**Task instructions**
Pick out each line of the records in which the word "Maria" appears.

[Entries from a visual dataset]
········
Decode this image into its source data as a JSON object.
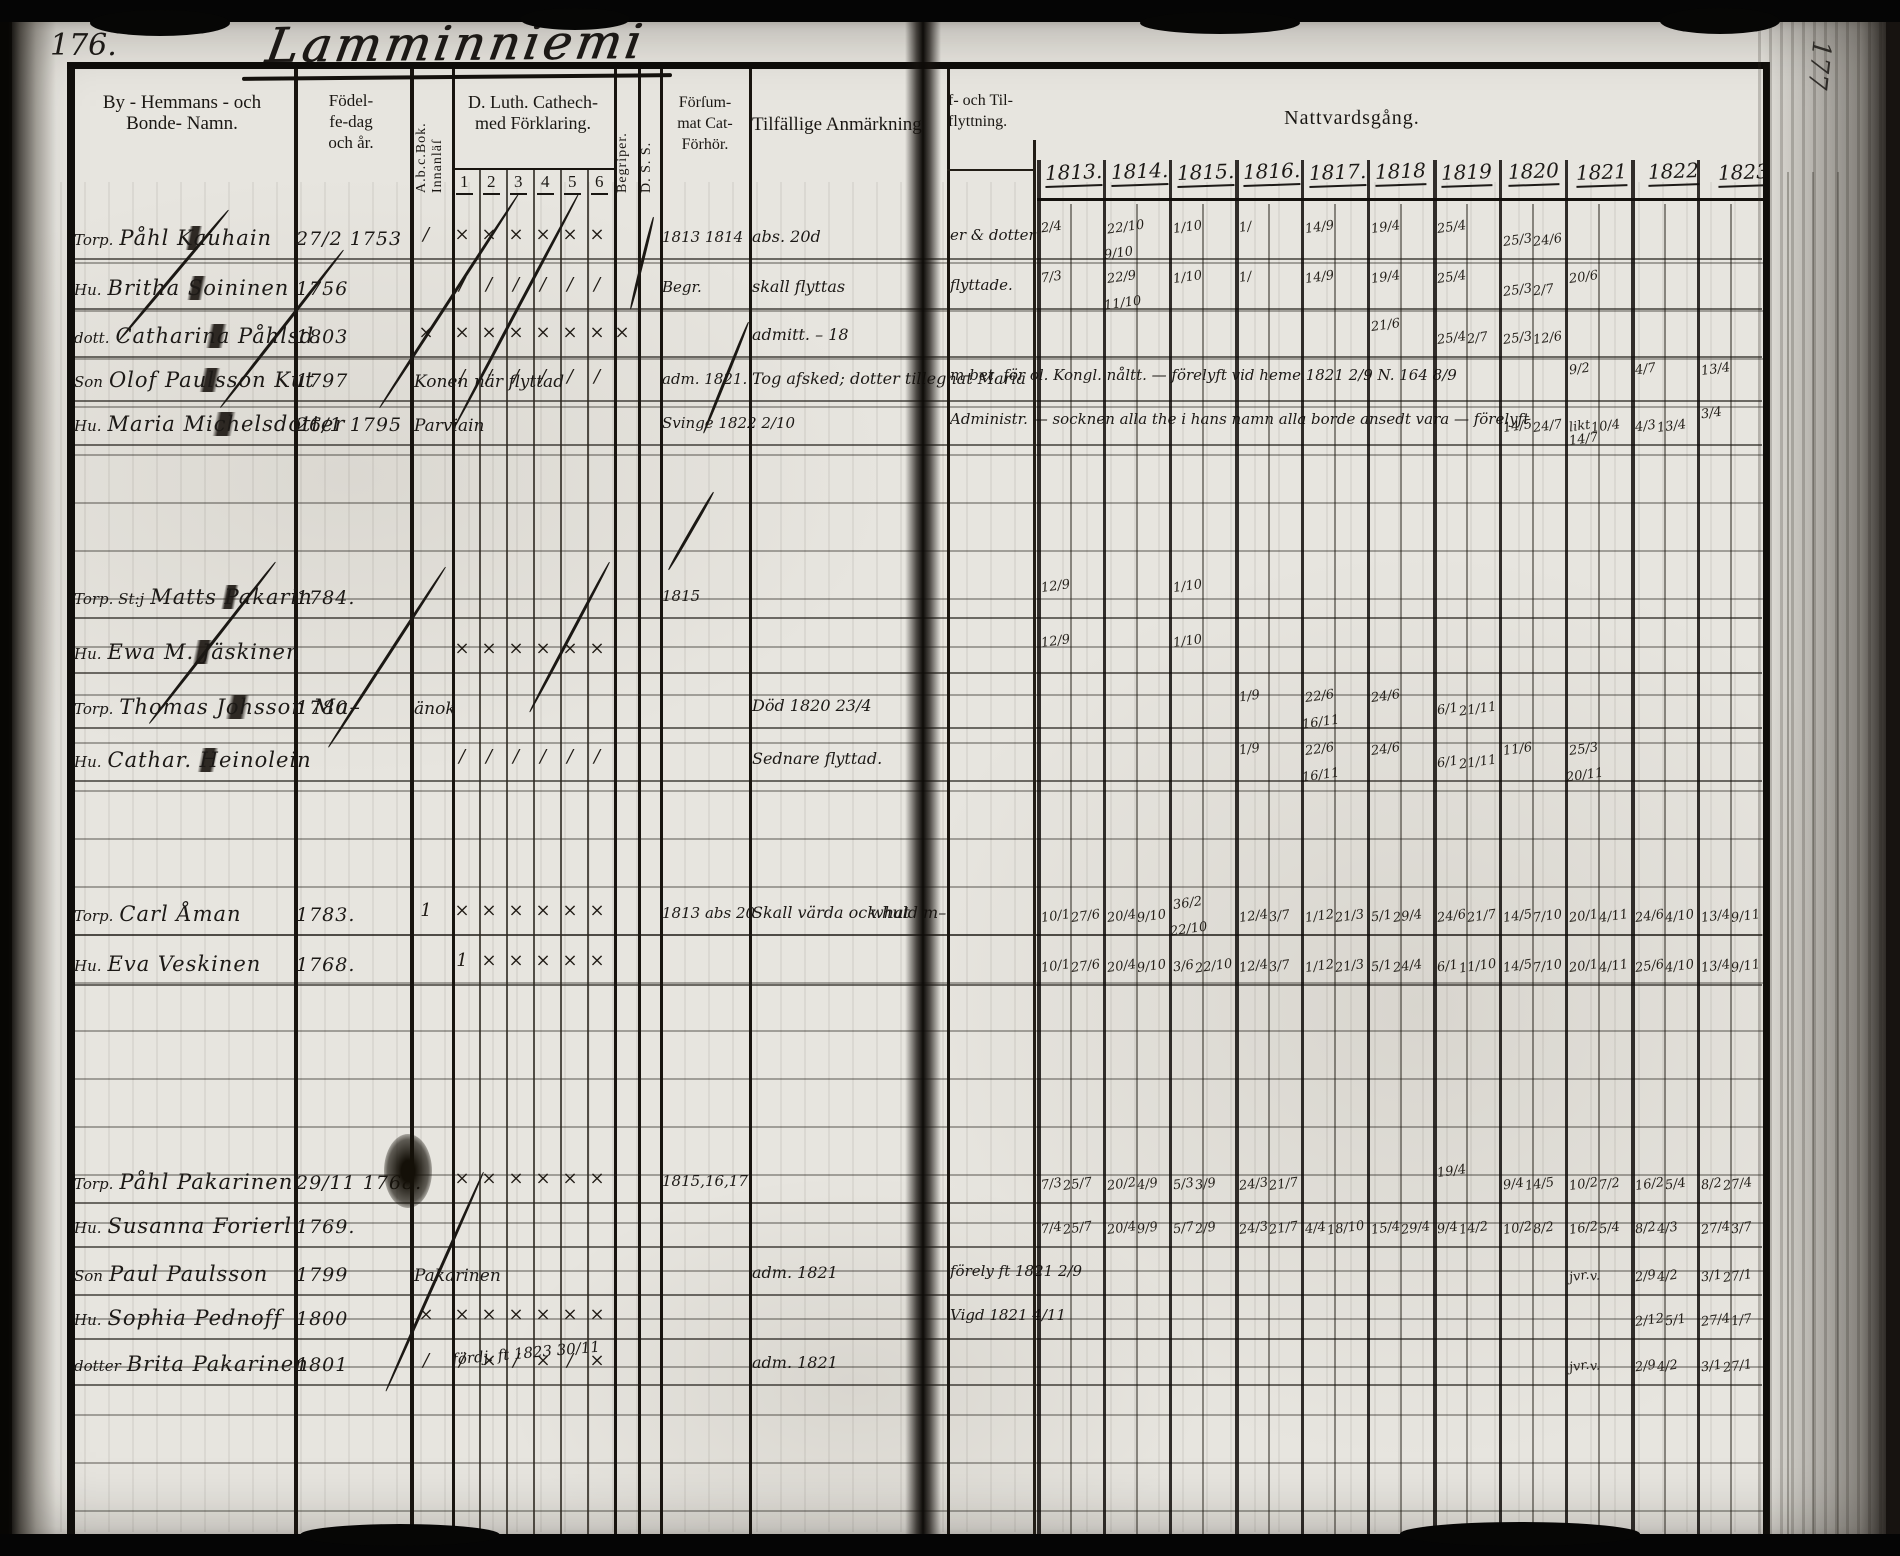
{
  "page": {
    "left_number": "176.",
    "right_number": "177",
    "title": "Lamminniemi"
  },
  "header": {
    "name": [
      "By - Hemmans - och",
      "Bonde- Namn."
    ],
    "birth": [
      "Födel-",
      "fe-dag",
      "och år."
    ],
    "abc": "A.b.c.Bok. Innanläſ",
    "cat": [
      "D. Luth. Cathech-",
      "med Förklaring."
    ],
    "cat_cols": [
      "1",
      "2",
      "3",
      "4",
      "5",
      "6"
    ],
    "begriper": "Begriper.",
    "dss": "D. S. S.",
    "forsummat": [
      "Förſum-",
      "mat Cat-",
      "Förhör."
    ],
    "remarks": "Tilfällige Anmärkning",
    "flytt": [
      "f- och Til-",
      "flyttning."
    ],
    "communion": "Nattvardsgång.",
    "years": [
      "1813.",
      "1814.",
      "1815.",
      "1816.",
      "1817.",
      "1818",
      "1819",
      "1820",
      "1821",
      "1822",
      "1823"
    ]
  },
  "rows": [
    {
      "prefix": "Torp.",
      "name": "Påhl Kauhain",
      "birth": "27/2 1753",
      "abc": "/",
      "cat": [
        "×",
        "×",
        "×",
        "×",
        "×",
        "×"
      ],
      "fors": "1813 1814",
      "remark": "abs. 20d",
      "flytt": "er & dotter",
      "comm": [
        "2/4",
        "22/10 9/10",
        "1/10",
        "1/",
        "14/9",
        "19/4",
        "25/4",
        "25/3 24/6",
        "",
        "",
        ""
      ],
      "struck": true
    },
    {
      "prefix": "Hu.",
      "name": "Britha Soininen",
      "birth": "1756",
      "cat": [
        "/",
        "/",
        "/",
        "/",
        "/",
        "/"
      ],
      "fors": "Begr.",
      "remark": "skall flyttas",
      "flytt": "flyttade.",
      "comm": [
        "7/3",
        "22/9 11/10",
        "1/10",
        "1/",
        "14/9",
        "19/4",
        "25/4",
        "25/3 2/7",
        "20/6",
        "",
        ""
      ],
      "struck": true
    },
    {
      "prefix": "dott.",
      "name": "Catharina Påhlsd.",
      "birth": "1803",
      "abc": "×",
      "beg": "×",
      "cat": [
        "×",
        "×",
        "×",
        "×",
        "×",
        "×"
      ],
      "remark": "admitt. – 18",
      "comm": [
        "",
        "",
        "",
        "",
        "",
        "21/6",
        "25/4 2/7",
        "25/3 12/6",
        "",
        "",
        ""
      ],
      "struck": true
    },
    {
      "prefix": "Son",
      "name": "Olof Paulsson Kut",
      "birth": "1797",
      "after": "Konen när flyttad",
      "cat": [
        "/",
        "/",
        "/",
        "/",
        "/",
        "/"
      ],
      "fors": "adm. 1821.",
      "remark": "Tog afsked; dotter tillegnat Maria",
      "note": "m-bet. för ol. Kongl. nåltt. — förelyft vid heme 1821 2/9 N. 164 8/9",
      "comm": [
        "",
        "",
        "",
        "",
        "",
        "",
        "",
        "",
        "9/2",
        "4/7",
        "13/4"
      ],
      "struck": true
    },
    {
      "prefix": "Hu.",
      "name": "Maria Michelsdotter",
      "birth": "26/1 1795",
      "after": "Parviain",
      "fors": "Svinge 1822 2/10",
      "note": "Administr. — socknen alla the i hans namn alla borde ansedt vara — förelyft 1822 2/9",
      "comm": [
        "",
        "",
        "",
        "",
        "",
        "",
        "",
        "14/5 24/7",
        "likt 10/4 14/7",
        "4/3 13/4",
        "3/4"
      ],
      "struck": true
    },
    {
      "prefix": "Torp. St:j",
      "name": "Matts Pakarin",
      "birth": "1784.",
      "fors": "1815",
      "comm": [
        "12/9",
        "",
        "1/10",
        "",
        "",
        "",
        "",
        "",
        "",
        "",
        ""
      ],
      "struck": true
    },
    {
      "prefix": "Hu.",
      "name": "Ewa M. Jäskinen",
      "cat": [
        "×",
        "×",
        "×",
        "×",
        "×",
        "×"
      ],
      "comm": [
        "12/9",
        "",
        "1/10",
        "",
        "",
        "",
        "",
        "",
        "",
        "",
        ""
      ],
      "struck": true
    },
    {
      "prefix": "Torp.",
      "name": "Thomas Johsson Ma–",
      "birth": "1780",
      "after": "änok",
      "remark": "Död 1820 23/4",
      "comm": [
        "",
        "",
        "",
        "1/9",
        "22/6 16/11",
        "24/6",
        "6/1 21/11",
        "",
        "",
        "",
        ""
      ],
      "struck": true
    },
    {
      "prefix": "Hu.",
      "name": "Cathar. Heinolein",
      "cat": [
        "/",
        "/",
        "/",
        "/",
        "/",
        "/"
      ],
      "remark": "Sednare flyttad.",
      "comm": [
        "",
        "",
        "",
        "1/9",
        "22/6 16/11",
        "24/6",
        "6/1 21/11",
        "11/6",
        "25/3 20/11",
        "",
        ""
      ],
      "struck": true
    },
    {
      "prefix": "Torp.",
      "name": "Carl Åman",
      "birth": "1783.",
      "abc": "1",
      "cat": [
        "×",
        "×",
        "×",
        "×",
        "×",
        "×"
      ],
      "fors": "1813 abs 20",
      "remark": "Skall värda ock huld m–",
      "remark2": "what",
      "comm": [
        "10/1 27/6",
        "20/4 9/10",
        "36/2 22/10",
        "12/4 3/7",
        "1/12 21/3",
        "5/1 29/4",
        "24/6 21/7",
        "14/5 7/10",
        "20/1 4/11",
        "24/6 4/10",
        "13/4 9/11"
      ]
    },
    {
      "prefix": "Hu.",
      "name": "Eva Veskinen",
      "birth": "1768.",
      "cat": [
        "1",
        "×",
        "×",
        "×",
        "×",
        "×"
      ],
      "comm": [
        "10/1 27/6",
        "20/4 9/10",
        "3/6 22/10",
        "12/4 3/7",
        "1/12 21/3",
        "5/1 24/4",
        "6/1 11/10",
        "14/5 7/10",
        "20/1 4/11",
        "25/6 4/10",
        "13/4 9/11"
      ]
    },
    {
      "prefix": "Torp.",
      "name": "Påhl Pakarinen",
      "birth": "29/11 1768.",
      "cat": [
        "×",
        "×",
        "×",
        "×",
        "×",
        "×"
      ],
      "fors": "1815,16,17",
      "comm": [
        "7/3 25/7",
        "20/2 4/9",
        "5/3 3/9",
        "24/3 21/7",
        "",
        "",
        "19/4",
        "9/4 14/5",
        "10/2 7/2",
        "16/2 5/4",
        "8/2 27/4"
      ]
    },
    {
      "prefix": "Hu.",
      "name": "Susanna Forierl",
      "birth": "1769.",
      "comm": [
        "7/4 25/7",
        "20/4 9/9",
        "5/7 2/9",
        "24/3 21/7",
        "4/4 18/10",
        "15/4 29/4",
        "9/4 14/2",
        "10/2 8/2",
        "16/2 5/4",
        "8/2 4/3",
        "27/4 3/7"
      ]
    },
    {
      "prefix": "Son",
      "name": "Paul Paulsson",
      "birth": "1799",
      "after": "Pakarinen",
      "remark": "adm. 1821",
      "flytt": "förely ft 1821 2/9",
      "comm": [
        "",
        "",
        "",
        "",
        "",
        "",
        "",
        "",
        "jvr. v.",
        "2/9 4/2",
        "3/1 27/1"
      ]
    },
    {
      "prefix": "Hu.",
      "name": "Sophia Pednoff",
      "birth": "1800",
      "abc": "×",
      "cat": [
        "×",
        "×",
        "×",
        "×",
        "×",
        "×"
      ],
      "flytt": "Vigd 1821 4/11",
      "comm": [
        "",
        "",
        "",
        "",
        "",
        "",
        "",
        "",
        "",
        "2/12 5/1",
        "27/4 1/7"
      ]
    },
    {
      "prefix": "dotter",
      "name": "Brita Pakarinen",
      "birth": "1801",
      "abc": "/",
      "cat": [
        "/",
        "×",
        "/",
        "×",
        "/",
        "×"
      ],
      "cat_note": "fördj. ft 1823 30/11",
      "remark": "adm. 1821",
      "comm": [
        "",
        "",
        "",
        "",
        "",
        "",
        "",
        "",
        "jvr. v.",
        "2/9 4/2",
        "3/1 27/1"
      ]
    }
  ]
}
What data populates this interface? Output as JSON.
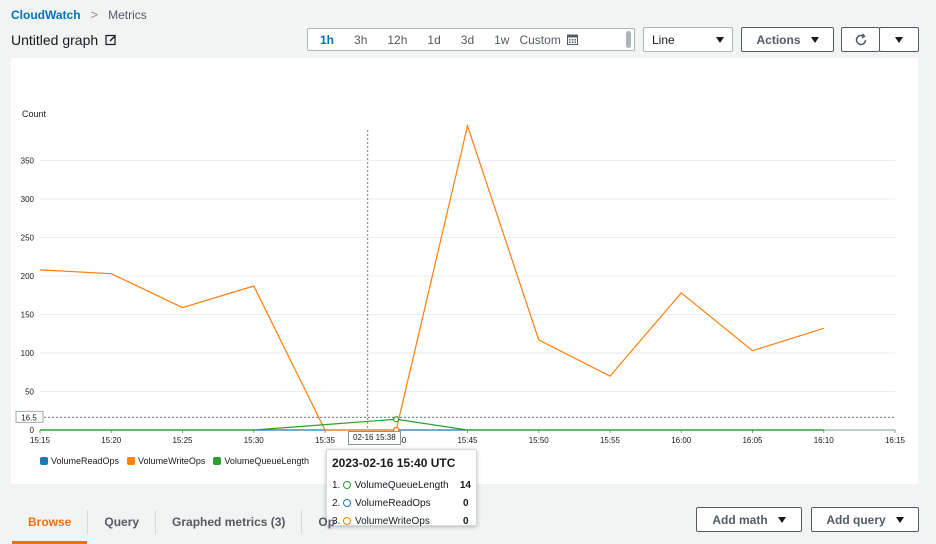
{
  "breadcrumb": {
    "root": "CloudWatch",
    "current": "Metrics"
  },
  "graph_title": "Untitled graph",
  "timerange": {
    "options": [
      "1h",
      "3h",
      "12h",
      "1d",
      "3d",
      "1w"
    ],
    "active": "1h",
    "custom_label": "Custom"
  },
  "view_select": {
    "value": "Line"
  },
  "actions_label": "Actions",
  "tabs": [
    "Browse",
    "Query",
    "Graphed metrics (3)",
    "Op"
  ],
  "active_tab": "Browse",
  "buttons": {
    "add_math": "Add math",
    "add_query": "Add query"
  },
  "hover": {
    "time_label": "02-16 15:38",
    "tooltip_title": "2023-02-16 15:40 UTC",
    "rows": [
      {
        "index": "1.",
        "name": "VolumeQueueLength",
        "value": "14",
        "color": "#2ca02c"
      },
      {
        "index": "2.",
        "name": "VolumeReadOps",
        "value": "0",
        "color": "#1f77b4"
      },
      {
        "index": "3.",
        "name": "VolumeWriteOps",
        "value": "0",
        "color": "#ff7f0e"
      }
    ],
    "y_marker": "16.5"
  },
  "chart_data": {
    "type": "line",
    "ylabel": "Count",
    "ylim": [
      0,
      400
    ],
    "yticks": [
      0,
      50,
      100,
      150,
      200,
      250,
      300,
      350
    ],
    "x": [
      "15:15",
      "15:20",
      "15:25",
      "15:30",
      "15:35",
      "15:40",
      "15:45",
      "15:50",
      "15:55",
      "16:00",
      "16:05",
      "16:10"
    ],
    "xticks": [
      "15:15",
      "15:20",
      "15:25",
      "15:30",
      "15:35",
      "15:40",
      "15:45",
      "15:50",
      "15:55",
      "16:00",
      "16:05",
      "16:10",
      "16:15"
    ],
    "series": [
      {
        "name": "VolumeReadOps",
        "color": "#1f77b4",
        "values": [
          0,
          0,
          0,
          0,
          0,
          0,
          0,
          0,
          0,
          0,
          0,
          0
        ]
      },
      {
        "name": "VolumeWriteOps",
        "color": "#ff7f0e",
        "values": [
          208,
          203,
          159,
          187,
          0,
          0,
          395,
          117,
          70,
          178,
          103,
          132
        ]
      },
      {
        "name": "VolumeQueueLength",
        "color": "#2ca02c",
        "values": [
          0,
          0,
          0,
          0,
          7,
          14,
          0,
          0,
          0,
          0,
          0,
          0
        ]
      }
    ],
    "grid": true,
    "legend": "bottom-left"
  }
}
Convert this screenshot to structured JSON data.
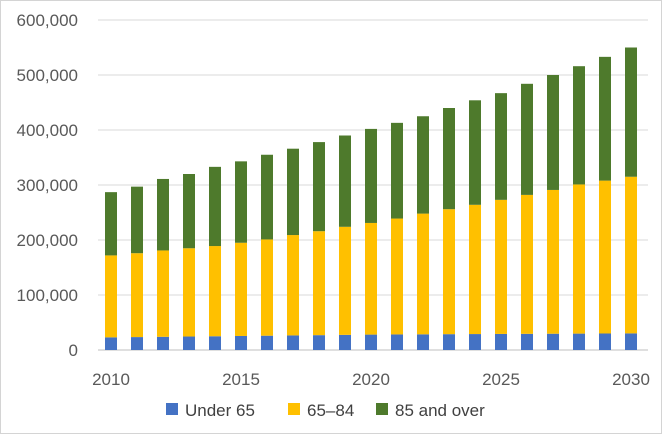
{
  "chart_data": {
    "type": "bar",
    "stacked": true,
    "x": [
      2010,
      2011,
      2012,
      2013,
      2014,
      2015,
      2016,
      2017,
      2018,
      2019,
      2020,
      2021,
      2022,
      2023,
      2024,
      2025,
      2026,
      2027,
      2028,
      2029,
      2030
    ],
    "series": [
      {
        "name": "Under 65",
        "color": "#4472c4",
        "values": [
          23000,
          23500,
          24000,
          24500,
          25000,
          25500,
          26000,
          26500,
          27000,
          27500,
          28000,
          28300,
          28500,
          28800,
          29000,
          29200,
          29400,
          29600,
          29800,
          30000,
          30200
        ]
      },
      {
        "name": "65–84",
        "color": "#ffc000",
        "values": [
          149000,
          152500,
          157000,
          160500,
          164000,
          169500,
          175000,
          182500,
          189000,
          196500,
          203000,
          210700,
          219500,
          227200,
          235000,
          243800,
          252600,
          261400,
          271200,
          278000,
          284800
        ]
      },
      {
        "name": "85 and over",
        "color": "#4e7a2c",
        "values": [
          115000,
          121000,
          130000,
          135000,
          144000,
          148000,
          154000,
          157000,
          162000,
          166000,
          171000,
          174000,
          177000,
          184000,
          190000,
          194000,
          202000,
          209000,
          215000,
          225000,
          235000
        ]
      }
    ],
    "ylim": [
      0,
      600000
    ],
    "y_ticks": [
      "0",
      "100,000",
      "200,000",
      "300,000",
      "400,000",
      "500,000",
      "600,000"
    ],
    "x_ticks": [
      "2010",
      "2015",
      "2020",
      "2025",
      "2030"
    ],
    "grid": true,
    "legend": "bottom",
    "title": "",
    "xlabel": "",
    "ylabel": ""
  }
}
········
**Task answer**
      "remark": "Tog afsked; dotter tillegnat Maria",
      "name": "Maria Michelsdotter",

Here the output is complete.